··· Supplied records

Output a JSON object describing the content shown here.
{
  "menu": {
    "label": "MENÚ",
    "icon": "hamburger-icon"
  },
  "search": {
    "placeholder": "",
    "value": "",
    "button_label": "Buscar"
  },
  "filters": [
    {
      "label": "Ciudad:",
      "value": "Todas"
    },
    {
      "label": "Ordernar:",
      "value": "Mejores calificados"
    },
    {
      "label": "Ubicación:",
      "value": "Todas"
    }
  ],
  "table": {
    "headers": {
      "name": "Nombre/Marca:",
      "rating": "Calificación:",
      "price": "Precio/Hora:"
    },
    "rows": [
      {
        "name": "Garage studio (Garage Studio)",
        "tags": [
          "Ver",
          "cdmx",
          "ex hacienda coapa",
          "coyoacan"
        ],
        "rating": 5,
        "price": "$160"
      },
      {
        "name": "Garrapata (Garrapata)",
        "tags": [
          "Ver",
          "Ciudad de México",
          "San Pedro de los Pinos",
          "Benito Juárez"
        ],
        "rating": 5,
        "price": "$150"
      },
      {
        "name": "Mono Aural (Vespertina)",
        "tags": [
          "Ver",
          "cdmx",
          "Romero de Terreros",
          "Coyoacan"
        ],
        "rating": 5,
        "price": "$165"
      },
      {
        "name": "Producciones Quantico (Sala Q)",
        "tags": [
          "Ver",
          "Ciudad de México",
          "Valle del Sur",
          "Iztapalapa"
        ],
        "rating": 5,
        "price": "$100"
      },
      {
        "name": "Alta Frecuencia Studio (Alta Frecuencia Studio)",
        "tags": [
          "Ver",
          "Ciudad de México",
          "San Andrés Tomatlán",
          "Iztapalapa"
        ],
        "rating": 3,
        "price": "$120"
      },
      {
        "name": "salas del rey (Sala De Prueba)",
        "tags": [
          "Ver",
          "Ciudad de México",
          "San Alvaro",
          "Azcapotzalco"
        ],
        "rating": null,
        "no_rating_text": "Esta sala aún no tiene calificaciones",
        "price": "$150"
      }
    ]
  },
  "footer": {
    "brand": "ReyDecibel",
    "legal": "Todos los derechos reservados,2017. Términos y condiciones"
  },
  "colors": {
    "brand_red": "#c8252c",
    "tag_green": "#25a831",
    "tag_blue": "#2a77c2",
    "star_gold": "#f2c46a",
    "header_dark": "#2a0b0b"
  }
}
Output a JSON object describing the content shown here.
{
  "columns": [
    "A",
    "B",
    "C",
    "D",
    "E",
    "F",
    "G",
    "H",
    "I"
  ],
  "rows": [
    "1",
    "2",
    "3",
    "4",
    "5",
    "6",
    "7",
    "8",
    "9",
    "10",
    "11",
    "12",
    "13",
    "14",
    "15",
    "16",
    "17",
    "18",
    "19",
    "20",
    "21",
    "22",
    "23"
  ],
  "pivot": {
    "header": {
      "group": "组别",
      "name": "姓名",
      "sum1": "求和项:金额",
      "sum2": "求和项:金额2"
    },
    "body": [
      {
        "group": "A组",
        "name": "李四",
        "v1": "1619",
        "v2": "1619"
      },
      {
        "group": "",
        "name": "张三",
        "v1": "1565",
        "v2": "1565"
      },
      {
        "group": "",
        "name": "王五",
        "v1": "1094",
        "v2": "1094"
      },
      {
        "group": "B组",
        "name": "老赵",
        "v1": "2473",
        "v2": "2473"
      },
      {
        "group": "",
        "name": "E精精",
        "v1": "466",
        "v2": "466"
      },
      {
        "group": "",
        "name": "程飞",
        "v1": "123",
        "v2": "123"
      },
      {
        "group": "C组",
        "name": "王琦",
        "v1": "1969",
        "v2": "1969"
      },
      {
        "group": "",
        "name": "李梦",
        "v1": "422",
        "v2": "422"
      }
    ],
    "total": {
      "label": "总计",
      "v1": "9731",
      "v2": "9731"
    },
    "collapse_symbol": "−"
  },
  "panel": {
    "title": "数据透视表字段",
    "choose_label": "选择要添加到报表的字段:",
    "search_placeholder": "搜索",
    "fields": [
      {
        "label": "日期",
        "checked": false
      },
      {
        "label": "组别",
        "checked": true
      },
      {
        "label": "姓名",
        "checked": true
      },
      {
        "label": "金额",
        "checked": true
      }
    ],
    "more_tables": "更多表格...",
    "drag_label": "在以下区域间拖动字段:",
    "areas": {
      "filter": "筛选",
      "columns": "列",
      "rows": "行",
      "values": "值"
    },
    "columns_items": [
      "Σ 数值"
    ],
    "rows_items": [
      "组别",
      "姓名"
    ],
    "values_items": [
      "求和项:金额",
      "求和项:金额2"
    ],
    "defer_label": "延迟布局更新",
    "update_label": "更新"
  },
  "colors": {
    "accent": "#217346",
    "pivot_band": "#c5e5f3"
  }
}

······

== Problem requirements ==
Write out the data exactly as it stands.

== Response ==
Output a JSON object describing the content shown here.
{
  "menu": {
    "label": "MENÚ",
    "icon": "hamburger-icon"
  },
  "search": {
    "placeholder": "",
    "value": "",
    "button_label": "Buscar"
  },
  "filters": [
    {
      "label": "Ciudad:",
      "value": "Todas"
    },
    {
      "label": "Ordernar:",
      "value": "Mejores calificados"
    },
    {
      "label": "Ubicación:",
      "value": "Todas"
    }
  ],
  "table": {
    "headers": {
      "name": "Nombre/Marca:",
      "rating": "Calificación:",
      "price": "Precio/Hora:"
    },
    "rows": [
      {
        "name": "Garage studio (Garage Studio)",
        "tags": [
          "Ver",
          "cdmx",
          "ex hacienda coapa",
          "coyoacan"
        ],
        "rating": 5,
        "price": "$160"
      },
      {
        "name": "Garrapata (Garrapata)",
        "tags": [
          "Ver",
          "Ciudad de México",
          "San Pedro de los Pinos",
          "Benito Juárez"
        ],
        "rating": 5,
        "price": "$150"
      },
      {
        "name": "Mono Aural (Vespertina)",
        "tags": [
          "Ver",
          "cdmx",
          "Romero de Terreros",
          "Coyoacan"
        ],
        "rating": 5,
        "price": "$165"
      },
      {
        "name": "Producciones Quantico (Sala Q)",
        "tags": [
          "Ver",
          "Ciudad de México",
          "Valle del Sur",
          "Iztapalapa"
        ],
        "rating": 5,
        "price": "$100"
      },
      {
        "name": "Alta Frecuencia Studio (Alta Frecuencia Studio)",
        "tags": [
          "Ver",
          "Ciudad de México",
          "San Andrés Tomatlán",
          "Iztapalapa"
        ],
        "rating": 3,
        "price": "$120"
      },
      {
        "name": "salas del rey (Sala De Prueba)",
        "tags": [
          "Ver",
          "Ciudad de México",
          "San Alvaro",
          "Azcapotzalco"
        ],
        "rating": null,
        "no_rating_text": "Esta sala aún no tiene calificaciones",
        "price": "$150"
      }
    ]
  },
  "footer": {
    "brand": "ReyDecibel",
    "legal": "Todos los derechos reservados,2017. Términos y condiciones"
  },
  "colors": {
    "brand_red": "#c8252c",
    "tag_green": "#25a831",
    "tag_blue": "#2a77c2",
    "star_gold": "#f2c46a",
    "header_dark": "#2a0b0b"
  }
}
Output a JSON object describing the content shown here.
{
  "columns": [
    "A",
    "B",
    "C",
    "D",
    "E",
    "F",
    "G",
    "H",
    "I"
  ],
  "rows": [
    "1",
    "2",
    "3",
    "4",
    "5",
    "6",
    "7",
    "8",
    "9",
    "10",
    "11",
    "12",
    "13",
    "14",
    "15",
    "16",
    "17",
    "18",
    "19",
    "20",
    "21",
    "22",
    "23"
  ],
  "pivot": {
    "header": {
      "group": "组别",
      "name": "姓名",
      "sum1": "求和项:金额",
      "sum2": "求和项:金额2"
    },
    "body": [
      {
        "group": "A组",
        "name": "李四",
        "v1": "1619",
        "v2": "1619"
      },
      {
        "group": "",
        "name": "张三",
        "v1": "1565",
        "v2": "1565"
      },
      {
        "group": "",
        "name": "王五",
        "v1": "1094",
        "v2": "1094"
      },
      {
        "group": "B组",
        "name": "老赵",
        "v1": "2473",
        "v2": "2473"
      },
      {
        "group": "",
        "name": "E精精",
        "v1": "466",
        "v2": "466"
      },
      {
        "group": "",
        "name": "程飞",
        "v1": "123",
        "v2": "123"
      },
      {
        "group": "C组",
        "name": "王琦",
        "v1": "1969",
        "v2": "1969"
      },
      {
        "group": "",
        "name": "李梦",
        "v1": "422",
        "v2": "422"
      }
    ],
    "total": {
      "label": "总计",
      "v1": "9731",
      "v2": "9731"
    },
    "collapse_symbol": "−"
  },
  "panel": {
    "title": "数据透视表字段",
    "choose_label": "选择要添加到报表的字段:",
    "search_placeholder": "搜索",
    "fields": [
      {
        "label": "日期",
        "checked": false
      },
      {
        "label": "组别",
        "checked": true
      },
      {
        "label": "姓名",
        "checked": true
      },
      {
        "label": "金额",
        "checked": true
      }
    ],
    "more_tables": "更多表格...",
    "drag_label": "在以下区域间拖动字段:",
    "areas": {
      "filter": "筛选",
      "columns": "列",
      "rows": "行",
      "values": "值"
    },
    "columns_items": [
      "Σ 数值"
    ],
    "rows_items": [
      "组别",
      "姓名"
    ],
    "values_items": [
      "求和项:金额",
      "求和项:金额2"
    ],
    "defer_label": "延迟布局更新",
    "update_label": "更新"
  },
  "colors": {
    "accent": "#217346",
    "pivot_band": "#c5e5f3"
  }
}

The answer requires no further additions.